EXERCISE GOAL:
Quote the data below in full, please, without altering anything.

Stored data:
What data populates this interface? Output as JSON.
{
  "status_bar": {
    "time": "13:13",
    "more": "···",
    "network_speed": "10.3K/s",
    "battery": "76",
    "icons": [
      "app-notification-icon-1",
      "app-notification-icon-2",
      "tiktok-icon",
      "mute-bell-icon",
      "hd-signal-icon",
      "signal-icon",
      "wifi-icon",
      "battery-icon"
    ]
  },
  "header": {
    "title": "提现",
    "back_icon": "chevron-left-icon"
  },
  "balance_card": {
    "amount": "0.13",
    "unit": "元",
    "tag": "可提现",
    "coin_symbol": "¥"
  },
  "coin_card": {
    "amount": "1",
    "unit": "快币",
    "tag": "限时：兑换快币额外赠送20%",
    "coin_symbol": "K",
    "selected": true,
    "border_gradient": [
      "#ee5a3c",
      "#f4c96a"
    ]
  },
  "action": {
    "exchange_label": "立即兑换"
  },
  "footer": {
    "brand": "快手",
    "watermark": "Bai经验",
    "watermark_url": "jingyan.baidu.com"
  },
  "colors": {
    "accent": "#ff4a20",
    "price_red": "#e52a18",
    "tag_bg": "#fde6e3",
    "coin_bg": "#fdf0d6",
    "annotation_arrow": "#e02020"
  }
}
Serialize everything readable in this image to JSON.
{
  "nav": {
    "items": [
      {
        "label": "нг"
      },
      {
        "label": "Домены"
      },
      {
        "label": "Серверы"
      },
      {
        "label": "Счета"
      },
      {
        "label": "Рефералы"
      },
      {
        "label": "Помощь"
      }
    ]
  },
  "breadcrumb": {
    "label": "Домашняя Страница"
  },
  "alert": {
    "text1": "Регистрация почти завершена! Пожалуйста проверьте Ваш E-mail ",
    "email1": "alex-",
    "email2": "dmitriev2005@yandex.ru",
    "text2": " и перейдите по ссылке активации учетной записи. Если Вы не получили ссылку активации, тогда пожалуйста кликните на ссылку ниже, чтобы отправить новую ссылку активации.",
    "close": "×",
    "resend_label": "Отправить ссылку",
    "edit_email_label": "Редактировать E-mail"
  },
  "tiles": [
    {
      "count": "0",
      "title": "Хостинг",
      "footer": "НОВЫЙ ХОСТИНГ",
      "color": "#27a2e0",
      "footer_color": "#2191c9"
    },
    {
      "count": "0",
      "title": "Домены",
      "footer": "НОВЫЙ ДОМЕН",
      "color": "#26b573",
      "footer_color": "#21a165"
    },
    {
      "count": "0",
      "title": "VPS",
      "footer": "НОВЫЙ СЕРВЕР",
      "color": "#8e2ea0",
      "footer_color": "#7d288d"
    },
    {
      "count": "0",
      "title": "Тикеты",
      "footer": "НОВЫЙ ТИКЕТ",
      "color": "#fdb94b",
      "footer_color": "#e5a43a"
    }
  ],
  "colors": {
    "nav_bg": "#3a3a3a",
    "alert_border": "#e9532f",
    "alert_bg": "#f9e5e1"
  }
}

WRITTEN SOLUTION:
What data populates this interface? Output as JSON.
{
  "status_bar": {
    "time": "13:13",
    "more": "···",
    "network_speed": "10.3K/s",
    "battery": "76",
    "icons": [
      "app-notification-icon-1",
      "app-notification-icon-2",
      "tiktok-icon",
      "mute-bell-icon",
      "hd-signal-icon",
      "signal-icon",
      "wifi-icon",
      "battery-icon"
    ]
  },
  "header": {
    "title": "提现",
    "back_icon": "chevron-left-icon"
  },
  "balance_card": {
    "amount": "0.13",
    "unit": "元",
    "tag": "可提现",
    "coin_symbol": "¥"
  },
  "coin_card": {
    "amount": "1",
    "unit": "快币",
    "tag": "限时：兑换快币额外赠送20%",
    "coin_symbol": "K",
    "selected": true,
    "border_gradient": [
      "#ee5a3c",
      "#f4c96a"
    ]
  },
  "action": {
    "exchange_label": "立即兑换"
  },
  "footer": {
    "brand": "快手",
    "watermark": "Bai经验",
    "watermark_url": "jingyan.baidu.com"
  },
  "colors": {
    "accent": "#ff4a20",
    "price_red": "#e52a18",
    "tag_bg": "#fde6e3",
    "coin_bg": "#fdf0d6",
    "annotation_arrow": "#e02020"
  }
}
Serialize everything readable in this image to JSON.
{
  "nav": {
    "items": [
      {
        "label": "нг"
      },
      {
        "label": "Домены"
      },
      {
        "label": "Серверы"
      },
      {
        "label": "Счета"
      },
      {
        "label": "Рефералы"
      },
      {
        "label": "Помощь"
      }
    ]
  },
  "breadcrumb": {
    "label": "Домашняя Страница"
  },
  "alert": {
    "text1": "Регистрация почти завершена! Пожалуйста проверьте Ваш E-mail ",
    "email1": "alex-",
    "email2": "dmitriev2005@yandex.ru",
    "text2": " и перейдите по ссылке активации учетной записи. Если Вы не получили ссылку активации, тогда пожалуйста кликните на ссылку ниже, чтобы отправить новую ссылку активации.",
    "close": "×",
    "resend_label": "Отправить ссылку",
    "edit_email_label": "Редактировать E-mail"
  },
  "tiles": [
    {
      "count": "0",
      "title": "Хостинг",
      "footer": "НОВЫЙ ХОСТИНГ",
      "color": "#27a2e0",
      "footer_color": "#2191c9"
    },
    {
      "count": "0",
      "title": "Домены",
      "footer": "НОВЫЙ ДОМЕН",
      "color": "#26b573",
      "footer_color": "#21a165"
    },
    {
      "count": "0",
      "title": "VPS",
      "footer": "НОВЫЙ СЕРВЕР",
      "color": "#8e2ea0",
      "footer_color": "#7d288d"
    },
    {
      "count": "0",
      "title": "Тикеты",
      "footer": "НОВЫЙ ТИКЕТ",
      "color": "#fdb94b",
      "footer_color": "#e5a43a"
    }
  ],
  "colors": {
    "nav_bg": "#3a3a3a",
    "alert_border": "#e9532f",
    "alert_bg": "#f9e5e1"
  }
}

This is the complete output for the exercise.